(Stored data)
####################

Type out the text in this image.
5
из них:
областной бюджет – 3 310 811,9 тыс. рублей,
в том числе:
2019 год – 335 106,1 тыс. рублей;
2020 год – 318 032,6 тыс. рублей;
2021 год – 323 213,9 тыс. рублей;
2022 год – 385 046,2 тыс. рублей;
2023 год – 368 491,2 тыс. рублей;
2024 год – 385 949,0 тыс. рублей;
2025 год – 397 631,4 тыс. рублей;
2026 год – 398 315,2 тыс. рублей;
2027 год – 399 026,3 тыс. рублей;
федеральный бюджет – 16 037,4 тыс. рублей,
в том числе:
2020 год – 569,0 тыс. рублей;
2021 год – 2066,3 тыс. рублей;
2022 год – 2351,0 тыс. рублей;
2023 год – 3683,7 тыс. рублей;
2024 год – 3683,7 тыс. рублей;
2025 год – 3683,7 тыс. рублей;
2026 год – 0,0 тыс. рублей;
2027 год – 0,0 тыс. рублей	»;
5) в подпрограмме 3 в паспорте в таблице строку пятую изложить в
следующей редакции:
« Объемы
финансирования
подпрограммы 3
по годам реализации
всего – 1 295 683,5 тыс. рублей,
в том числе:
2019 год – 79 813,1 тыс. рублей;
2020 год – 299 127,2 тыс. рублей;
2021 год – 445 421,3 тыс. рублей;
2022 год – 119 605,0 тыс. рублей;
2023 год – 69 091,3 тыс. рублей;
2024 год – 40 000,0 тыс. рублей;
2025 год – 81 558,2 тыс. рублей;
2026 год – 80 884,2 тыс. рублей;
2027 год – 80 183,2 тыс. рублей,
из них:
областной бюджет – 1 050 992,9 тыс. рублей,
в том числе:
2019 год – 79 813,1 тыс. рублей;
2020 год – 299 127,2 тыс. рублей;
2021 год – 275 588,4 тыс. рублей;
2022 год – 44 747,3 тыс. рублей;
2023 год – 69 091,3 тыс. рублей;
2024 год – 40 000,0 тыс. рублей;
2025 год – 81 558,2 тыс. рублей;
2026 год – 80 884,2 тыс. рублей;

####################

→ Stated goal: Output the full listing exactly as it stands.

→ Response for this exercise:
Type out the text in this image.
5
из них:
областной бюджет – 3 310 811,9 тыс. рублей,
в том числе:
2019 год – 335 106,1 тыс. рублей;
2020 год – 318 032,6 тыс. рублей;
2021 год – 323 213,9 тыс. рублей;
2022 год – 385 046,2 тыс. рублей;
2023 год – 368 491,2 тыс. рублей;
2024 год – 385 949,0 тыс. рублей;
2025 год – 397 631,4 тыс. рублей;
2026 год – 398 315,2 тыс. рублей;
2027 год – 399 026,3 тыс. рублей;
федеральный бюджет – 16 037,4 тыс. рублей,
в том числе:
2020 год – 569,0 тыс. рублей;
2021 год – 2066,3 тыс. рублей;
2022 год – 2351,0 тыс. рублей;
2023 год – 3683,7 тыс. рублей;
2024 год – 3683,7 тыс. рублей;
2025 год – 3683,7 тыс. рублей;
2026 год – 0,0 тыс. рублей;
2027 год – 0,0 тыс. рублей	»;
5) в подпрограмме 3 в паспорте в таблице строку пятую изложить в
следующей редакции:
« Объемы
финансирования
подпрограммы 3
по годам реализации
всего – 1 295 683,5 тыс. рублей,
в том числе:
2019 год – 79 813,1 тыс. рублей;
2020 год – 299 127,2 тыс. рублей;
2021 год – 445 421,3 тыс. рублей;
2022 год – 119 605,0 тыс. рублей;
2023 год – 69 091,3 тыс. рублей;
2024 год – 40 000,0 тыс. рублей;
2025 год – 81 558,2 тыс. рублей;
2026 год – 80 884,2 тыс. рублей;
2027 год – 80 183,2 тыс. рублей,
из них:
областной бюджет – 1 050 992,9 тыс. рублей,
в том числе:
2019 год – 79 813,1 тыс. рублей;
2020 год – 299 127,2 тыс. рублей;
2021 год – 275 588,4 тыс. рублей;
2022 год – 44 747,3 тыс. рублей;
2023 год – 69 091,3 тыс. рублей;
2024 год – 40 000,0 тыс. рублей;
2025 год – 81 558,2 тыс. рублей;
2026 год – 80 884,2 тыс. рублей;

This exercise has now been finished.